§ **GOAL**:
Output all records precisely as written.

# # # #

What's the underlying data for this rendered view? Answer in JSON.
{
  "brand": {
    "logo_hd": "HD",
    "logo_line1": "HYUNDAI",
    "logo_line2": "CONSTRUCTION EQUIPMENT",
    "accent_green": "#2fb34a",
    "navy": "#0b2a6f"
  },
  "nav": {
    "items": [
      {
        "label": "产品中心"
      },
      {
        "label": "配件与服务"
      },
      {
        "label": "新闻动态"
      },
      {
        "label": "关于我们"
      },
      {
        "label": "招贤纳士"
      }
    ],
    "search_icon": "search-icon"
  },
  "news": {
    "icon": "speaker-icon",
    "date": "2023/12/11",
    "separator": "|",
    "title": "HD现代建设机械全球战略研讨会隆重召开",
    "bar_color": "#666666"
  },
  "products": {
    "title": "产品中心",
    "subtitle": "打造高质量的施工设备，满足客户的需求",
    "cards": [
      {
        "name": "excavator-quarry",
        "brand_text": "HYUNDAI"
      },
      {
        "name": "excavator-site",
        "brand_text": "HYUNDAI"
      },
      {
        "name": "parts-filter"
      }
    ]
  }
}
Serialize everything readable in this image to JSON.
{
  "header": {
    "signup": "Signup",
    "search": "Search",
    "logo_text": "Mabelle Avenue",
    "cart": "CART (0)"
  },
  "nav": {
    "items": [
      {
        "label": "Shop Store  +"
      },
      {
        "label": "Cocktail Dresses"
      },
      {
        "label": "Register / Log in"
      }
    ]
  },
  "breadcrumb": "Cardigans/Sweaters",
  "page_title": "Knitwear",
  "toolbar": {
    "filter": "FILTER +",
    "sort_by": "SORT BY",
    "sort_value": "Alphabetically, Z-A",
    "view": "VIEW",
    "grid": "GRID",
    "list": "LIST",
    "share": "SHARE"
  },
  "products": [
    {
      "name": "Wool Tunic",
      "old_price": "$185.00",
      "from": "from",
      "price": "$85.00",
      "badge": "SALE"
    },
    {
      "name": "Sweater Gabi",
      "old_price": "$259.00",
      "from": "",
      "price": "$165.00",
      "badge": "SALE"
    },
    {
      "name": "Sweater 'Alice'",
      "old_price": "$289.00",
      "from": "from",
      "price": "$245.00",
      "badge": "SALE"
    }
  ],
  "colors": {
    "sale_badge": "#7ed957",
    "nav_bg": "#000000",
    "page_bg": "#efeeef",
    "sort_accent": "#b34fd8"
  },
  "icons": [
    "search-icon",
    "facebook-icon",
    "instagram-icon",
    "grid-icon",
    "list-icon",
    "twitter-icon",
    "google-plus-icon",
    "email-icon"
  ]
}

# # # #

§ **CORRECT RESPONSE**:
What's the underlying data for this rendered view? Answer in JSON.
{
  "brand": {
    "logo_hd": "HD",
    "logo_line1": "HYUNDAI",
    "logo_line2": "CONSTRUCTION EQUIPMENT",
    "accent_green": "#2fb34a",
    "navy": "#0b2a6f"
  },
  "nav": {
    "items": [
      {
        "label": "产品中心"
      },
      {
        "label": "配件与服务"
      },
      {
        "label": "新闻动态"
      },
      {
        "label": "关于我们"
      },
      {
        "label": "招贤纳士"
      }
    ],
    "search_icon": "search-icon"
  },
  "news": {
    "icon": "speaker-icon",
    "date": "2023/12/11",
    "separator": "|",
    "title": "HD现代建设机械全球战略研讨会隆重召开",
    "bar_color": "#666666"
  },
  "products": {
    "title": "产品中心",
    "subtitle": "打造高质量的施工设备，满足客户的需求",
    "cards": [
      {
        "name": "excavator-quarry",
        "brand_text": "HYUNDAI"
      },
      {
        "name": "excavator-site",
        "brand_text": "HYUNDAI"
      },
      {
        "name": "parts-filter"
      }
    ]
  }
}
Serialize everything readable in this image to JSON.
{
  "header": {
    "signup": "Signup",
    "search": "Search",
    "logo_text": "Mabelle Avenue",
    "cart": "CART (0)"
  },
  "nav": {
    "items": [
      {
        "label": "Shop Store  +"
      },
      {
        "label": "Cocktail Dresses"
      },
      {
        "label": "Register / Log in"
      }
    ]
  },
  "breadcrumb": "Cardigans/Sweaters",
  "page_title": "Knitwear",
  "toolbar": {
    "filter": "FILTER +",
    "sort_by": "SORT BY",
    "sort_value": "Alphabetically, Z-A",
    "view": "VIEW",
    "grid": "GRID",
    "list": "LIST",
    "share": "SHARE"
  },
  "products": [
    {
      "name": "Wool Tunic",
      "old_price": "$185.00",
      "from": "from",
      "price": "$85.00",
      "badge": "SALE"
    },
    {
      "name": "Sweater Gabi",
      "old_price": "$259.00",
      "from": "",
      "price": "$165.00",
      "badge": "SALE"
    },
    {
      "name": "Sweater 'Alice'",
      "old_price": "$289.00",
      "from": "from",
      "price": "$245.00",
      "badge": "SALE"
    }
  ],
  "colors": {
    "sale_badge": "#7ed957",
    "nav_bg": "#000000",
    "page_bg": "#efeeef",
    "sort_accent": "#b34fd8"
  },
  "icons": [
    "search-icon",
    "facebook-icon",
    "instagram-icon",
    "grid-icon",
    "list-icon",
    "twitter-icon",
    "google-plus-icon",
    "email-icon"
  ]
}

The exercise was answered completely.